Return each line containing "JSON".

___ Data section ___

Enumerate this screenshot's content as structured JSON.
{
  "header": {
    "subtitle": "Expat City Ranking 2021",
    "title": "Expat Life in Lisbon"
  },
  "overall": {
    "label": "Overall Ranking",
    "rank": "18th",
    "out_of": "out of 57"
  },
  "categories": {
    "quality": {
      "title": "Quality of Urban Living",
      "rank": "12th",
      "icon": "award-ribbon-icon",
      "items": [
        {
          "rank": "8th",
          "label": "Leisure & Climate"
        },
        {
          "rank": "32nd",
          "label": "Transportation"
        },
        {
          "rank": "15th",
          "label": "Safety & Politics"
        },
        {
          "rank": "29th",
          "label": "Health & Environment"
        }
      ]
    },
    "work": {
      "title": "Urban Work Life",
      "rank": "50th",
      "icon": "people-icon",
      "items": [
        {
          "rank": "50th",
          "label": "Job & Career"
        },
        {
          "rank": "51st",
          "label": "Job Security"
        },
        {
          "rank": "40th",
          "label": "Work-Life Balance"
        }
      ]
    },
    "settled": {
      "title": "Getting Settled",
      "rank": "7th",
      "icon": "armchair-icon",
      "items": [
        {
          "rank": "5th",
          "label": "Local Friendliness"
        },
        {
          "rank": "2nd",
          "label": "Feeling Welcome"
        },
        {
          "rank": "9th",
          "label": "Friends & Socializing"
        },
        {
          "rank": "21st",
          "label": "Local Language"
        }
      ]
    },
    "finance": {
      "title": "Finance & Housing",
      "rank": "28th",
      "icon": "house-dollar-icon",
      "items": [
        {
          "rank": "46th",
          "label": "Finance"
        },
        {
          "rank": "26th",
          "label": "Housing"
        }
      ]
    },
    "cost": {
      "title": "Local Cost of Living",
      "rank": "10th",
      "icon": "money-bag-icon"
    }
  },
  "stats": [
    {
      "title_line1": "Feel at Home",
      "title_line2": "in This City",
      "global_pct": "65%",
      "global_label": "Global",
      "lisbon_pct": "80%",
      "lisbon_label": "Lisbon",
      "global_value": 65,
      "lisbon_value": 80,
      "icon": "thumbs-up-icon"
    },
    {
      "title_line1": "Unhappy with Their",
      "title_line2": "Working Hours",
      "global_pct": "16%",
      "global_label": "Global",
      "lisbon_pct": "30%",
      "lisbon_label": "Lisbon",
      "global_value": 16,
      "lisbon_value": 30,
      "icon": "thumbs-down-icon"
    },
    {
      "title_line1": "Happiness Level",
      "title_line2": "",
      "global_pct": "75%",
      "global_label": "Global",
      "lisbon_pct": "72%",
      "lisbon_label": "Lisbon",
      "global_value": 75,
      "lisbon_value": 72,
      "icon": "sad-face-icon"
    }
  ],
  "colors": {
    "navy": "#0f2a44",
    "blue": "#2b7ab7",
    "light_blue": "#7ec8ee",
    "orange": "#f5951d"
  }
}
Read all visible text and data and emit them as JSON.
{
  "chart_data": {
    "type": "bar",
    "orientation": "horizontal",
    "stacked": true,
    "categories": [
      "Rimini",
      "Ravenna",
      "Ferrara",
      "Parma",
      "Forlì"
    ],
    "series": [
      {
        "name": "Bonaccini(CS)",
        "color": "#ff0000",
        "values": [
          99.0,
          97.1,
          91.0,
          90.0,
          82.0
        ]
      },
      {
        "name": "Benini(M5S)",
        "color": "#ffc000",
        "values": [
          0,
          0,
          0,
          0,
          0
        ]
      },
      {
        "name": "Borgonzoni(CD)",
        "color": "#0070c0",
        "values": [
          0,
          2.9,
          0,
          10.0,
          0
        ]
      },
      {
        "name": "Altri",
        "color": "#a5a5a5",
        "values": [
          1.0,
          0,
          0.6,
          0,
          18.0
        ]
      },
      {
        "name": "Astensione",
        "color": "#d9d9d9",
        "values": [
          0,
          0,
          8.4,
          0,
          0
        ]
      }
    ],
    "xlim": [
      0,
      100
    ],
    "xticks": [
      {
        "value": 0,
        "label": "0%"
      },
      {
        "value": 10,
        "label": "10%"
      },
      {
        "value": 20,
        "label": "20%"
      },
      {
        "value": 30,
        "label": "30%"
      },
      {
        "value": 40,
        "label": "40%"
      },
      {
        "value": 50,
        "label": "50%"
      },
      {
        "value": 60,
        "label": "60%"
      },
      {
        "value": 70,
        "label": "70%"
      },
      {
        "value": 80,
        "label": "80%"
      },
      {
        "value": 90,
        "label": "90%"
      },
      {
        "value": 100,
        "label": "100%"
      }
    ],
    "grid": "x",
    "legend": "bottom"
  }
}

___

Output of the exercise —
Enumerate this screenshot's content as structured JSON.
Read all visible text and data and emit them as JSON.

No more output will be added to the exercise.